Recorded data:
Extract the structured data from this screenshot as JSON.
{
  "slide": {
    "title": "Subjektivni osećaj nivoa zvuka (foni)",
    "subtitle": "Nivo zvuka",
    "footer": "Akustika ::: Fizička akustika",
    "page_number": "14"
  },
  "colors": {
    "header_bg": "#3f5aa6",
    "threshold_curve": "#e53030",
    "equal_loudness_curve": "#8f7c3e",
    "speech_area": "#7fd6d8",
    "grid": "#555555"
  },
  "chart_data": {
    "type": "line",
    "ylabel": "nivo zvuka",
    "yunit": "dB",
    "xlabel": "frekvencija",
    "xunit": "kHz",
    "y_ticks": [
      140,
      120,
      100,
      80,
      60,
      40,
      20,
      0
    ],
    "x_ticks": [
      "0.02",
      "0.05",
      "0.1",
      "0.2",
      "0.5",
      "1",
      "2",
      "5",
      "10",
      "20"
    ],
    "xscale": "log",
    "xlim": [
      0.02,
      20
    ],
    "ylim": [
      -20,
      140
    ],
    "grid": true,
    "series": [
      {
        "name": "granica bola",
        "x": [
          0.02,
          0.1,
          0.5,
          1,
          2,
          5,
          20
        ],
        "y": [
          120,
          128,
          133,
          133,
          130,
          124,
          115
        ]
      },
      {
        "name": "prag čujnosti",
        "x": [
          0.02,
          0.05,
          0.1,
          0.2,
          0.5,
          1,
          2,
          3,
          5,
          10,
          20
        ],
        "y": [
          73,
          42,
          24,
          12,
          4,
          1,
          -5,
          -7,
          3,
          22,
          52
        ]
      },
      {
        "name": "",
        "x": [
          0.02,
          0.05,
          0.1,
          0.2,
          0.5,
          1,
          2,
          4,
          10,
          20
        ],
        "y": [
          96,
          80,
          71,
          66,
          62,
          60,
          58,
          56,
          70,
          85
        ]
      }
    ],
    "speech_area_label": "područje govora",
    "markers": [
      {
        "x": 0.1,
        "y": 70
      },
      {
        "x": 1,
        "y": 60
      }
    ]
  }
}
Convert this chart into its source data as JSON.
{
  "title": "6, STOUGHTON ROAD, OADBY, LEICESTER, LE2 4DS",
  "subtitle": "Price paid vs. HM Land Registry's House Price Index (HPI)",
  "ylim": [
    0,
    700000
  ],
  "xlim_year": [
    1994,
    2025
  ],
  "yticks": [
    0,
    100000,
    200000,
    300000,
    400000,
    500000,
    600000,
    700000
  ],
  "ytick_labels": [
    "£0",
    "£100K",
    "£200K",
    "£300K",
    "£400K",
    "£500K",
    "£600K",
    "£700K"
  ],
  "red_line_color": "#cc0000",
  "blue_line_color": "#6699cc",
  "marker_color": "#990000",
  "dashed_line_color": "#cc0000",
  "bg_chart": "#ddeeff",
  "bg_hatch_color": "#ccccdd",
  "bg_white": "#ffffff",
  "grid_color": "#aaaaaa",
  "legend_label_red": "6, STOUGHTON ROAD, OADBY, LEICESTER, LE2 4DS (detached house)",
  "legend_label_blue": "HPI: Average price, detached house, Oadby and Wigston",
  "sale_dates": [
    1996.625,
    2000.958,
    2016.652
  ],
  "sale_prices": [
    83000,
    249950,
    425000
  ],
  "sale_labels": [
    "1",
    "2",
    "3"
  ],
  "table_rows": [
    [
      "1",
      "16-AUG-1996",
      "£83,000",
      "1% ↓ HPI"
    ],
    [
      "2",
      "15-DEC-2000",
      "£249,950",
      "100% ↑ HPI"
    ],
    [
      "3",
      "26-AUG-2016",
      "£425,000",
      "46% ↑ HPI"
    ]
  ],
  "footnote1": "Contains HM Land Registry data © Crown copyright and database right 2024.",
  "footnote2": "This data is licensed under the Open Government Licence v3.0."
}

WHAT TO PRODUCE: Exactly reproduce every record.

OUTPUT OF THE EXERCISE:
Extract the structured data from this screenshot as JSON.
{
  "slide": {
    "title": "Subjektivni osećaj nivoa zvuka (foni)",
    "subtitle": "Nivo zvuka",
    "footer": "Akustika ::: Fizička akustika",
    "page_number": "14"
  },
  "colors": {
    "header_bg": "#3f5aa6",
    "threshold_curve": "#e53030",
    "equal_loudness_curve": "#8f7c3e",
    "speech_area": "#7fd6d8",
    "grid": "#555555"
  },
  "chart_data": {
    "type": "line",
    "ylabel": "nivo zvuka",
    "yunit": "dB",
    "xlabel": "frekvencija",
    "xunit": "kHz",
    "y_ticks": [
      140,
      120,
      100,
      80,
      60,
      40,
      20,
      0
    ],
    "x_ticks": [
      "0.02",
      "0.05",
      "0.1",
      "0.2",
      "0.5",
      "1",
      "2",
      "5",
      "10",
      "20"
    ],
    "xscale": "log",
    "xlim": [
      0.02,
      20
    ],
    "ylim": [
      -20,
      140
    ],
    "grid": true,
    "series": [
      {
        "name": "granica bola",
        "x": [
          0.02,
          0.1,
          0.5,
          1,
          2,
          5,
          20
        ],
        "y": [
          120,
          128,
          133,
          133,
          130,
          124,
          115
        ]
      },
      {
        "name": "prag čujnosti",
        "x": [
          0.02,
          0.05,
          0.1,
          0.2,
          0.5,
          1,
          2,
          3,
          5,
          10,
          20
        ],
        "y": [
          73,
          42,
          24,
          12,
          4,
          1,
          -5,
          -7,
          3,
          22,
          52
        ]
      },
      {
        "name": "",
        "x": [
          0.02,
          0.05,
          0.1,
          0.2,
          0.5,
          1,
          2,
          4,
          10,
          20
        ],
        "y": [
          96,
          80,
          71,
          66,
          62,
          60,
          58,
          56,
          70,
          85
        ]
      }
    ],
    "speech_area_label": "područje govora",
    "markers": [
      {
        "x": 0.1,
        "y": 70
      },
      {
        "x": 1,
        "y": 60
      }
    ]
  }
}
Convert this chart into its source data as JSON.
{
  "title": "6, STOUGHTON ROAD, OADBY, LEICESTER, LE2 4DS",
  "subtitle": "Price paid vs. HM Land Registry's House Price Index (HPI)",
  "ylim": [
    0,
    700000
  ],
  "xlim_year": [
    1994,
    2025
  ],
  "yticks": [
    0,
    100000,
    200000,
    300000,
    400000,
    500000,
    600000,
    700000
  ],
  "ytick_labels": [
    "£0",
    "£100K",
    "£200K",
    "£300K",
    "£400K",
    "£500K",
    "£600K",
    "£700K"
  ],
  "red_line_color": "#cc0000",
  "blue_line_color": "#6699cc",
  "marker_color": "#990000",
  "dashed_line_color": "#cc0000",
  "bg_chart": "#ddeeff",
  "bg_hatch_color": "#ccccdd",
  "bg_white": "#ffffff",
  "grid_color": "#aaaaaa",
  "legend_label_red": "6, STOUGHTON ROAD, OADBY, LEICESTER, LE2 4DS (detached house)",
  "legend_label_blue": "HPI: Average price, detached house, Oadby and Wigston",
  "sale_dates": [
    1996.625,
    2000.958,
    2016.652
  ],
  "sale_prices": [
    83000,
    249950,
    425000
  ],
  "sale_labels": [
    "1",
    "2",
    "3"
  ],
  "table_rows": [
    [
      "1",
      "16-AUG-1996",
      "£83,000",
      "1% ↓ HPI"
    ],
    [
      "2",
      "15-DEC-2000",
      "£249,950",
      "100% ↑ HPI"
    ],
    [
      "3",
      "26-AUG-2016",
      "£425,000",
      "46% ↑ HPI"
    ]
  ],
  "footnote1": "Contains HM Land Registry data © Crown copyright and database right 2024.",
  "footnote2": "This data is licensed under the Open Government Licence v3.0."
}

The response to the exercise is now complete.